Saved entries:
☆ ☆ ☆ ☆
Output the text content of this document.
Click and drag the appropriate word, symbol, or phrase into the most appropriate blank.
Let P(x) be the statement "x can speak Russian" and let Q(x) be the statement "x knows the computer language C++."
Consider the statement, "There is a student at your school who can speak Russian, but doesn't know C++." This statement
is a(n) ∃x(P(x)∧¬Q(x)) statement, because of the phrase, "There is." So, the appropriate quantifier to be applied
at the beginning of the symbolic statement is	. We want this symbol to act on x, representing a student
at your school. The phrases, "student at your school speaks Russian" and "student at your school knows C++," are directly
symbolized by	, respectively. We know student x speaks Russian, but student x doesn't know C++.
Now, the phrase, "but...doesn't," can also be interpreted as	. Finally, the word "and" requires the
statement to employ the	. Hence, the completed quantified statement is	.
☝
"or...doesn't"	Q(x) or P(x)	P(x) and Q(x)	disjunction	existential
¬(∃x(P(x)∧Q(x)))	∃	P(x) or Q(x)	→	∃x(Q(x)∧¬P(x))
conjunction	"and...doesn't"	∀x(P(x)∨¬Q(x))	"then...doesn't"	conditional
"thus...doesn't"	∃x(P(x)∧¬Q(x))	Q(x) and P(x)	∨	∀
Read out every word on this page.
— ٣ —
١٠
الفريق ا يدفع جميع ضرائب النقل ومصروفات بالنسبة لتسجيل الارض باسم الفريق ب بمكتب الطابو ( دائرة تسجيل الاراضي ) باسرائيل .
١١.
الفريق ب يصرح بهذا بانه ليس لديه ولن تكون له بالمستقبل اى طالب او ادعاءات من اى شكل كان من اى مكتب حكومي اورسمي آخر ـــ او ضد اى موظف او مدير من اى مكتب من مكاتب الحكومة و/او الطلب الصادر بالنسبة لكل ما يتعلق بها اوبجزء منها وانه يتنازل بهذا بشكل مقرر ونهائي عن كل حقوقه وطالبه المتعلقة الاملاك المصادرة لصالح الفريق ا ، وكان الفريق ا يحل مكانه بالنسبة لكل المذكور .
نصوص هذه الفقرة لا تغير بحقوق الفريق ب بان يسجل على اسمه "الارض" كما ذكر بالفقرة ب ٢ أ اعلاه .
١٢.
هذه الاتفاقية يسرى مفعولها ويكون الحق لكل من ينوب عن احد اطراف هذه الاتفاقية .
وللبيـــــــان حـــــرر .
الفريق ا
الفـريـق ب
☆ ☆ ☆ ☆
## Work to be completed:
Reproduce the lines from the one containing "Read out every word on this page." to the end of the entries, keeping both ends and adding nothing.

## Result of this exercise:
Read out every word on this page.
— ٣ —
١٠
الفريق ا يدفع جميع ضرائب النقل ومصروفات بالنسبة لتسجيل الارض باسم الفريق ب بمكتب الطابو ( دائرة تسجيل الاراضي ) باسرائيل .
١١.
الفريق ب يصرح بهذا بانه ليس لديه ولن تكون له بالمستقبل اى طالب او ادعاءات من اى شكل كان من اى مكتب حكومي اورسمي آخر ـــ او ضد اى موظف او مدير من اى مكتب من مكاتب الحكومة و/او الطلب الصادر بالنسبة لكل ما يتعلق بها اوبجزء منها وانه يتنازل بهذا بشكل مقرر ونهائي عن كل حقوقه وطالبه المتعلقة الاملاك المصادرة لصالح الفريق ا ، وكان الفريق ا يحل مكانه بالنسبة لكل المذكور .
نصوص هذه الفقرة لا تغير بحقوق الفريق ب بان يسجل على اسمه "الارض" كما ذكر بالفقرة ب ٢ أ اعلاه .
١٢.
هذه الاتفاقية يسرى مفعولها ويكون الحق لكل من ينوب عن احد اطراف هذه الاتفاقية .
وللبيـــــــان حـــــرر .
الفريق ا
الفـريـق ب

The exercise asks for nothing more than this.